#### [Set problem]
Drop every picture and give the entries back exactly.

#### [Raw records]
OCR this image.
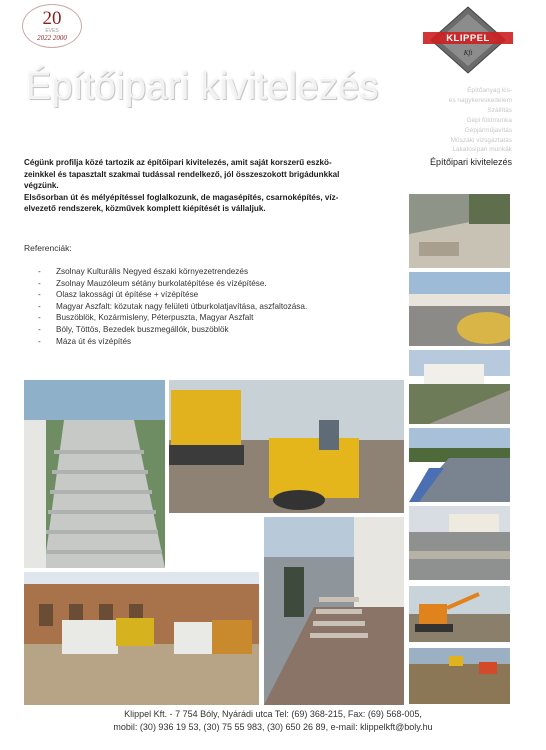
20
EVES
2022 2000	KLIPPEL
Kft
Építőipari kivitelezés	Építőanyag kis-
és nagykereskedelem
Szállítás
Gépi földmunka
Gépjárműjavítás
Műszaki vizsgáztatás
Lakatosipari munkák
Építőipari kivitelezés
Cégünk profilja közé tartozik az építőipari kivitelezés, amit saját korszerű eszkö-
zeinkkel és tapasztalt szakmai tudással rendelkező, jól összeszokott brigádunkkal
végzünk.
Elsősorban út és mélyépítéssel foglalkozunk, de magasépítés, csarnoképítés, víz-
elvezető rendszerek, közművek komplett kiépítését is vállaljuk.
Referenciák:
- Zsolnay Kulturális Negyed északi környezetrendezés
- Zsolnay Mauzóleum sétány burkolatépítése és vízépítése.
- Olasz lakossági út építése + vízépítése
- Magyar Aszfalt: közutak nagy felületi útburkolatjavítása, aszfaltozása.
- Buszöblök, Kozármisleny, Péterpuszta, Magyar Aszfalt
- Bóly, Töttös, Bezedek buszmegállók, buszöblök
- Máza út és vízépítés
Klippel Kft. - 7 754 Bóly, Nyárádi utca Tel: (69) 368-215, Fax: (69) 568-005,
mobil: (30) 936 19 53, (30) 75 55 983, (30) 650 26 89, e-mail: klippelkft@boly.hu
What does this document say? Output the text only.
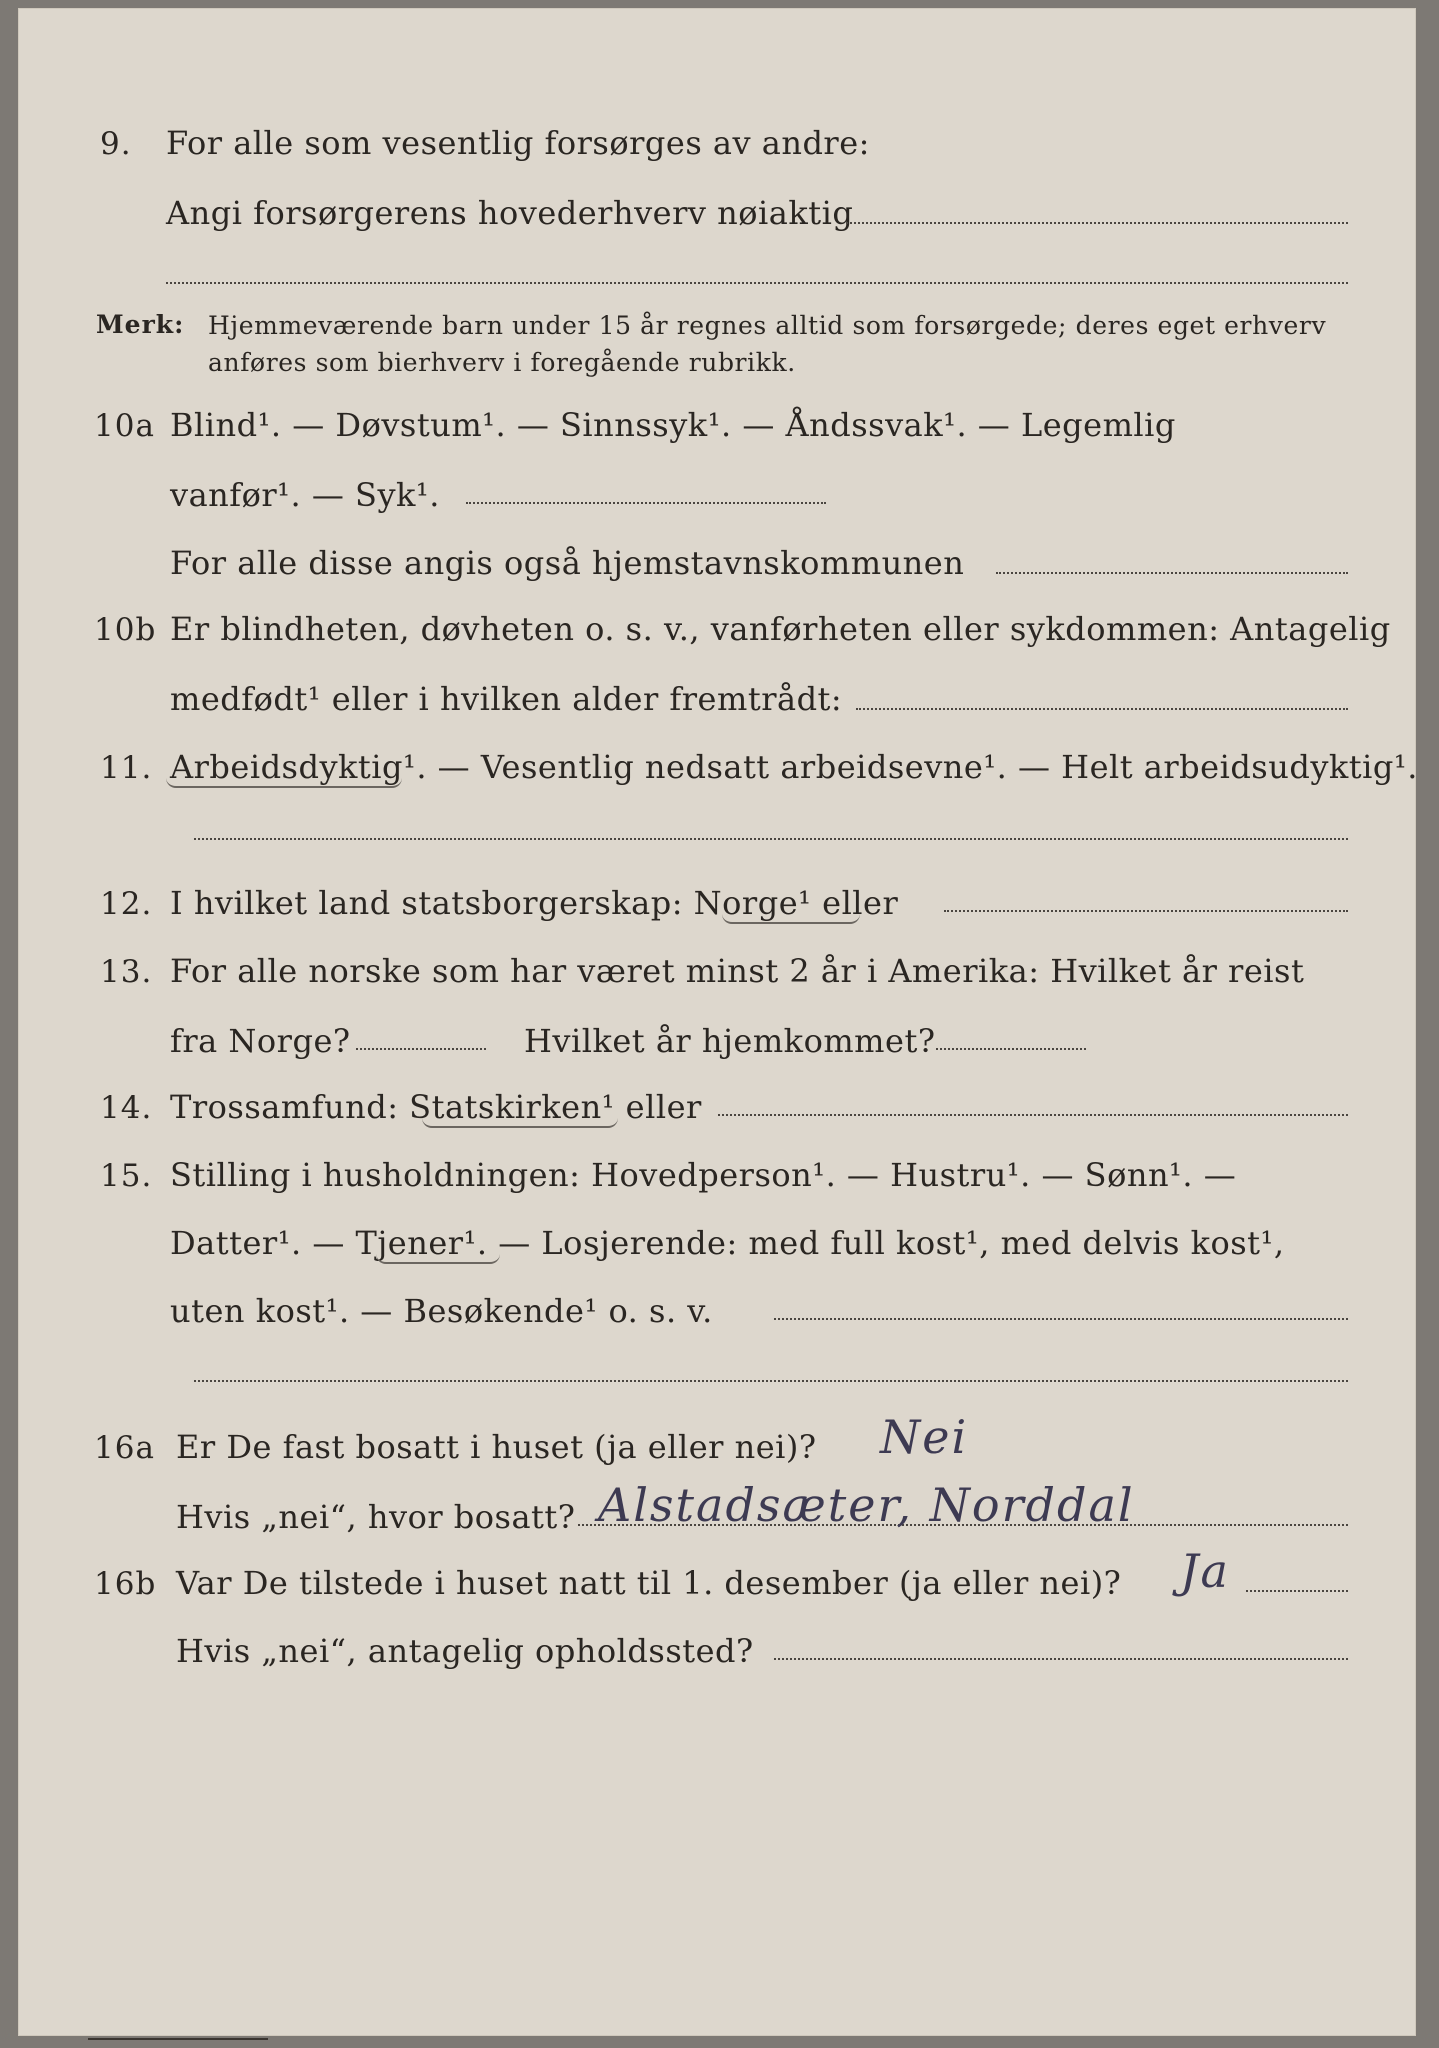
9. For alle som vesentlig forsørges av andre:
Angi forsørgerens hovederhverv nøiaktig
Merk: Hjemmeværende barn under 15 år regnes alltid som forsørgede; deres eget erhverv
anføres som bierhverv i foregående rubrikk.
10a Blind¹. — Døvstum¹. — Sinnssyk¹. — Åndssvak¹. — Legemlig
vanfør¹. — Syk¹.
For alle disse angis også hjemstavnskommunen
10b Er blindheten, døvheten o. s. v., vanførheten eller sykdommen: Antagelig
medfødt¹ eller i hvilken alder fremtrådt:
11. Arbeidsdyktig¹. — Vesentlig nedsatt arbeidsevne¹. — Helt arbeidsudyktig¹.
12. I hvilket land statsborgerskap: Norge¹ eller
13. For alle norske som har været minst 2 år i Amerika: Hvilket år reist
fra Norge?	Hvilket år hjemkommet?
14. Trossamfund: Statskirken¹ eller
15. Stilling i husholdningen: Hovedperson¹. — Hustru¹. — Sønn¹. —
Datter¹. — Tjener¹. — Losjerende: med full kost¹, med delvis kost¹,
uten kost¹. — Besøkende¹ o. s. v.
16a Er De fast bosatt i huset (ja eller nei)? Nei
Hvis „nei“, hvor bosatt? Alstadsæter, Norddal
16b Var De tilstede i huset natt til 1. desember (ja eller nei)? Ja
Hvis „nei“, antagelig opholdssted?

#### [Worked solution]
OCR this image.
20
EVES
2022 2000	KLIPPEL
Kft
Építőipari kivitelezés	Építőanyag kis-
és nagykereskedelem
Szállítás
Gépi földmunka
Gépjárműjavítás
Műszaki vizsgáztatás
Lakatosipari munkák
Építőipari kivitelezés
Cégünk profilja közé tartozik az építőipari kivitelezés, amit saját korszerű eszkö-
zeinkkel és tapasztalt szakmai tudással rendelkező, jól összeszokott brigádunkkal
végzünk.
Elsősorban út és mélyépítéssel foglalkozunk, de magasépítés, csarnoképítés, víz-
elvezető rendszerek, közművek komplett kiépítését is vállaljuk.
Referenciák:
- Zsolnay Kulturális Negyed északi környezetrendezés
- Zsolnay Mauzóleum sétány burkolatépítése és vízépítése.
- Olasz lakossági út építése + vízépítése
- Magyar Aszfalt: közutak nagy felületi útburkolatjavítása, aszfaltozása.
- Buszöblök, Kozármisleny, Péterpuszta, Magyar Aszfalt
- Bóly, Töttös, Bezedek buszmegállók, buszöblök
- Máza út és vízépítés
Klippel Kft. - 7 754 Bóly, Nyárádi utca Tel: (69) 368-215, Fax: (69) 568-005,
mobil: (30) 936 19 53, (30) 75 55 983, (30) 650 26 89, e-mail: klippelkft@boly.hu
What does this document say? Output the text only.
9. For alle som vesentlig forsørges av andre:
Angi forsørgerens hovederhverv nøiaktig
Merk: Hjemmeværende barn under 15 år regnes alltid som forsørgede; deres eget erhverv
anføres som bierhverv i foregående rubrikk.
10a Blind¹. — Døvstum¹. — Sinnssyk¹. — Åndssvak¹. — Legemlig
vanfør¹. — Syk¹.
For alle disse angis også hjemstavnskommunen
10b Er blindheten, døvheten o. s. v., vanførheten eller sykdommen: Antagelig
medfødt¹ eller i hvilken alder fremtrådt:
11. Arbeidsdyktig¹. — Vesentlig nedsatt arbeidsevne¹. — Helt arbeidsudyktig¹.
12. I hvilket land statsborgerskap: Norge¹ eller
13. For alle norske som har været minst 2 år i Amerika: Hvilket år reist
fra Norge?	Hvilket år hjemkommet?
14. Trossamfund: Statskirken¹ eller
15. Stilling i husholdningen: Hovedperson¹. — Hustru¹. — Sønn¹. —
Datter¹. — Tjener¹. — Losjerende: med full kost¹, med delvis kost¹,
uten kost¹. — Besøkende¹ o. s. v.
16a Er De fast bosatt i huset (ja eller nei)? Nei
Hvis „nei“, hvor bosatt? Alstadsæter, Norddal
16b Var De tilstede i huset natt til 1. desember (ja eller nei)? Ja
Hvis „nei“, antagelig opholdssted?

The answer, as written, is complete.